__Exercise data__
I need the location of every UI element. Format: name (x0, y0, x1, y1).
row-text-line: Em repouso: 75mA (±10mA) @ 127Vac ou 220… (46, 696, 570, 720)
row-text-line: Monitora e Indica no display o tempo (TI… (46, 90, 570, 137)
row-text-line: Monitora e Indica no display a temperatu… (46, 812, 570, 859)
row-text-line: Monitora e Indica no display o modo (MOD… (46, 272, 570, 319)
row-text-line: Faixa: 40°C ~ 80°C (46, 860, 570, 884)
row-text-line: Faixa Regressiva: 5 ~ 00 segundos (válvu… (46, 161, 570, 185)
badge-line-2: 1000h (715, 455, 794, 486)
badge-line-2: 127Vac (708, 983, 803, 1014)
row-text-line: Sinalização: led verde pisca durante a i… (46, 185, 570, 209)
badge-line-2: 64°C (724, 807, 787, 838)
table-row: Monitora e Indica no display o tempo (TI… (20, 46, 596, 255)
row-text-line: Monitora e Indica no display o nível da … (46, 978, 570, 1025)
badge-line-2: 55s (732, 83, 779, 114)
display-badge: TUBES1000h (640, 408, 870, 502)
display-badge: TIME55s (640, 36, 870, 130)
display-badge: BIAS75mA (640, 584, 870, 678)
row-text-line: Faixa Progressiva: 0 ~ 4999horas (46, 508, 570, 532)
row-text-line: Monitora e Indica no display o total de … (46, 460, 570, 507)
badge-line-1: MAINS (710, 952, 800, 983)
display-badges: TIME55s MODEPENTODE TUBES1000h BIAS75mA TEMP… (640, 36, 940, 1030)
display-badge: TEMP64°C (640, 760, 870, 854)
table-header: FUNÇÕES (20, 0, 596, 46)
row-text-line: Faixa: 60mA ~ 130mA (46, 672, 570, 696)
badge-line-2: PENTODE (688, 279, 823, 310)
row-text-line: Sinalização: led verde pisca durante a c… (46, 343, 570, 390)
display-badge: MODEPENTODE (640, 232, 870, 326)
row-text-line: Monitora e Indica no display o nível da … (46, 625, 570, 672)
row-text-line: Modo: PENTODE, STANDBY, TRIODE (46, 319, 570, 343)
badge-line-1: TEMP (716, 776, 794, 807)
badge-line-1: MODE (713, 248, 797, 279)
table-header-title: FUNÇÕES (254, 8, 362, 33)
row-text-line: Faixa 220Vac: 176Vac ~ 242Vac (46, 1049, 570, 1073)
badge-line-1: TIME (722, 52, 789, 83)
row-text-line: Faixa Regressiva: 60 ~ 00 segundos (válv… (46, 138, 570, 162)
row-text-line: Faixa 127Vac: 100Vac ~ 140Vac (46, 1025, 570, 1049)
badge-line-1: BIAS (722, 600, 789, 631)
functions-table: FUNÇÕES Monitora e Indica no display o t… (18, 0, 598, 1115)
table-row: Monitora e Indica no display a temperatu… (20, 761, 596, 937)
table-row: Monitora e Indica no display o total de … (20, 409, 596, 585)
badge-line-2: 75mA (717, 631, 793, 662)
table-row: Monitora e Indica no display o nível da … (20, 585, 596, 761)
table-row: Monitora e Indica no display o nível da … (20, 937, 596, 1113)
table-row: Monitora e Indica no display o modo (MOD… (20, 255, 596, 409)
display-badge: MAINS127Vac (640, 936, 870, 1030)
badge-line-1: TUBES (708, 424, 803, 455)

__Task statement__
Rewrite all of the items above, changing every "badge-line-1" to "badge-label" and leaving everything else as it is.

__Complete output__
I need the location of every UI element. Format: name (x0, y0, x1, y1).
row-text-line: Em repouso: 75mA (±10mA) @ 127Vac ou 220… (46, 696, 570, 720)
row-text-line: Monitora e Indica no display o tempo (TI… (46, 90, 570, 137)
row-text-line: Monitora e Indica no display a temperatu… (46, 812, 570, 859)
row-text-line: Monitora e Indica no display o modo (MOD… (46, 272, 570, 319)
row-text-line: Faixa: 40°C ~ 80°C (46, 860, 570, 884)
row-text-line: Faixa Regressiva: 5 ~ 00 segundos (válvu… (46, 161, 570, 185)
badge-line-2: 1000h (715, 455, 794, 486)
badge-line-2: 127Vac (708, 983, 803, 1014)
row-text-line: Sinalização: led verde pisca durante a i… (46, 185, 570, 209)
badge-line-2: 64°C (724, 807, 787, 838)
table-row: Monitora e Indica no display o tempo (TI… (20, 46, 596, 255)
row-text-line: Monitora e Indica no display o nível da … (46, 978, 570, 1025)
badge-line-2: 55s (732, 83, 779, 114)
display-badge: TUBES1000h (640, 408, 870, 502)
display-badge: TIME55s (640, 36, 870, 130)
display-badge: BIAS75mA (640, 584, 870, 678)
row-text-line: Faixa Progressiva: 0 ~ 4999horas (46, 508, 570, 532)
row-text-line: Monitora e Indica no display o total de … (46, 460, 570, 507)
badge-label: MAINS (710, 952, 800, 983)
display-badges: TIME55s MODEPENTODE TUBES1000h BIAS75mA TEMP… (640, 36, 940, 1030)
display-badge: TEMP64°C (640, 760, 870, 854)
table-header: FUNÇÕES (20, 0, 596, 46)
row-text-line: Faixa: 60mA ~ 130mA (46, 672, 570, 696)
badge-line-2: PENTODE (688, 279, 823, 310)
row-text-line: Sinalização: led verde pisca durante a c… (46, 343, 570, 390)
display-badge: MODEPENTODE (640, 232, 870, 326)
row-text-line: Monitora e Indica no display o nível da … (46, 625, 570, 672)
row-text-line: Modo: PENTODE, STANDBY, TRIODE (46, 319, 570, 343)
badge-label: TEMP (716, 776, 794, 807)
badge-label: MODE (713, 248, 797, 279)
table-header-title: FUNÇÕES (254, 8, 362, 33)
row-text-line: Faixa 220Vac: 176Vac ~ 242Vac (46, 1049, 570, 1073)
badge-label: TIME (722, 52, 789, 83)
row-text-line: Faixa Regressiva: 60 ~ 00 segundos (válv… (46, 138, 570, 162)
row-text-line: Faixa 127Vac: 100Vac ~ 140Vac (46, 1025, 570, 1049)
badge-label: BIAS (722, 600, 789, 631)
functions-table: FUNÇÕES Monitora e Indica no display o t… (18, 0, 598, 1115)
table-row: Monitora e Indica no display a temperatu… (20, 761, 596, 937)
table-row: Monitora e Indica no display o total de … (20, 409, 596, 585)
badge-line-2: 75mA (717, 631, 793, 662)
table-row: Monitora e Indica no display o nível da … (20, 585, 596, 761)
table-row: Monitora e Indica no display o nível da … (20, 937, 596, 1113)
table-row: Monitora e Indica no display o modo (MOD… (20, 255, 596, 409)
display-badge: MAINS127Vac (640, 936, 870, 1030)
badge-label: TUBES (708, 424, 803, 455)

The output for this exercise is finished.